=== OBJECTIVE ===
Leave out the pictures and repeat everything else in the records exactly.

Saved data entries:

## Begin

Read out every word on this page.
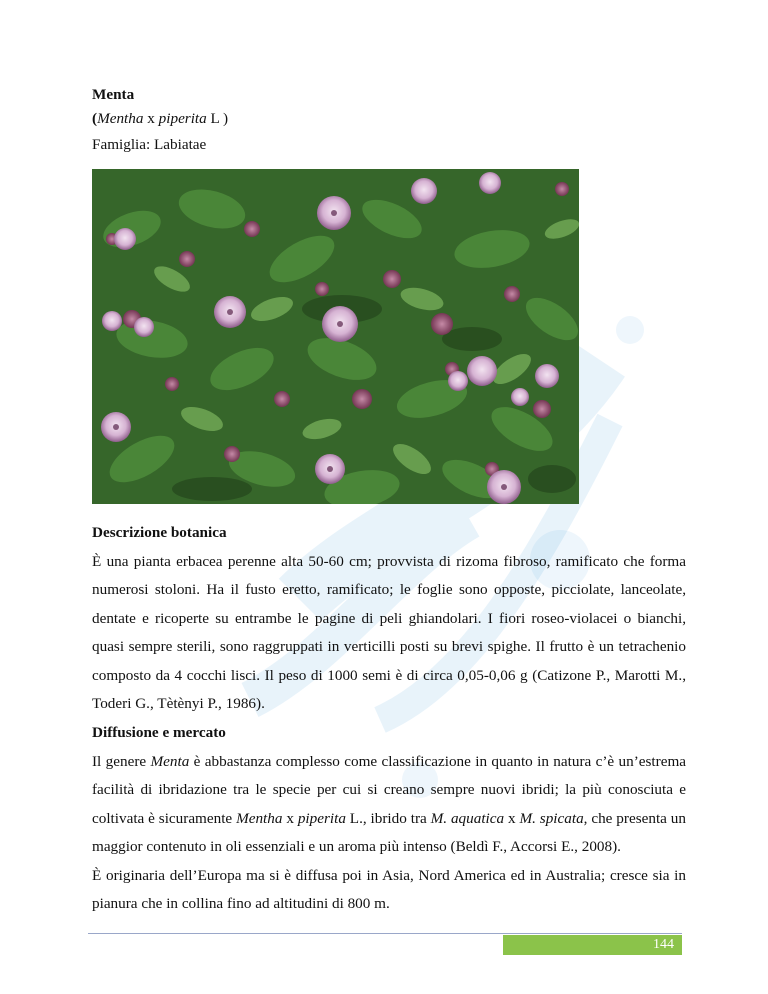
Menta
(Mentha x piperita L )
Famiglia: Labiatae
Descrizione botanica
È una pianta erbacea perenne alta 50-60 cm; provvista di rizoma fibroso, ramificato che forma numerosi stoloni. Ha il fusto eretto, ramificato; le foglie sono opposte, picciolate, lanceolate, dentate e ricoperte su entrambe le pagine di peli ghiandolari. I fiori roseo-violacei o bianchi, quasi sempre sterili, sono raggruppati in verticilli posti su brevi spighe. Il frutto è un tetrachenio composto da 4 cocchi lisci. Il peso di 1000 semi è di circa 0,05-0,06 g (Catizone P., Marotti M., Toderi G., Tètènyi P., 1986).
Diffusione e mercato
Il genere Menta è abbastanza complesso come classificazione in quanto in natura c’è un’estrema facilità di ibridazione tra le specie per cui si creano sempre nuovi ibridi; la più conosciuta e coltivata è sicuramente Mentha x piperita L., ibrido tra M. aquatica x M. spicata, che presenta un maggior contenuto in oli essenziali e un aroma più intenso (Beldì F., Accorsi E., 2008).
È originaria dell’Europa ma si è diffusa poi in Asia, Nord America ed in Australia; cresce sia in pianura che in collina fino ad altitudini di 800 m.
144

## End

=== FULL OUTPUT ===
Read out every word on this page.
Menta
(Mentha x piperita L )
Famiglia: Labiatae
Descrizione botanica
È una pianta erbacea perenne alta 50-60 cm; provvista di rizoma fibroso, ramificato che forma numerosi stoloni. Ha il fusto eretto, ramificato; le foglie sono opposte, picciolate, lanceolate, dentate e ricoperte su entrambe le pagine di peli ghiandolari. I fiori roseo-violacei o bianchi, quasi sempre sterili, sono raggruppati in verticilli posti su brevi spighe. Il frutto è un tetrachenio composto da 4 cocchi lisci. Il peso di 1000 semi è di circa 0,05-0,06 g (Catizone P., Marotti M., Toderi G., Tètènyi P., 1986).
Diffusione e mercato
Il genere Menta è abbastanza complesso come classificazione in quanto in natura c’è un’estrema facilità di ibridazione tra le specie per cui si creano sempre nuovi ibridi; la più conosciuta e coltivata è sicuramente Mentha x piperita L., ibrido tra M. aquatica x M. spicata, che presenta un maggior contenuto in oli essenziali e un aroma più intenso (Beldì F., Accorsi E., 2008).
È originaria dell’Europa ma si è diffusa poi in Asia, Nord America ed in Australia; cresce sia in pianura che in collina fino ad altitudini di 800 m.
144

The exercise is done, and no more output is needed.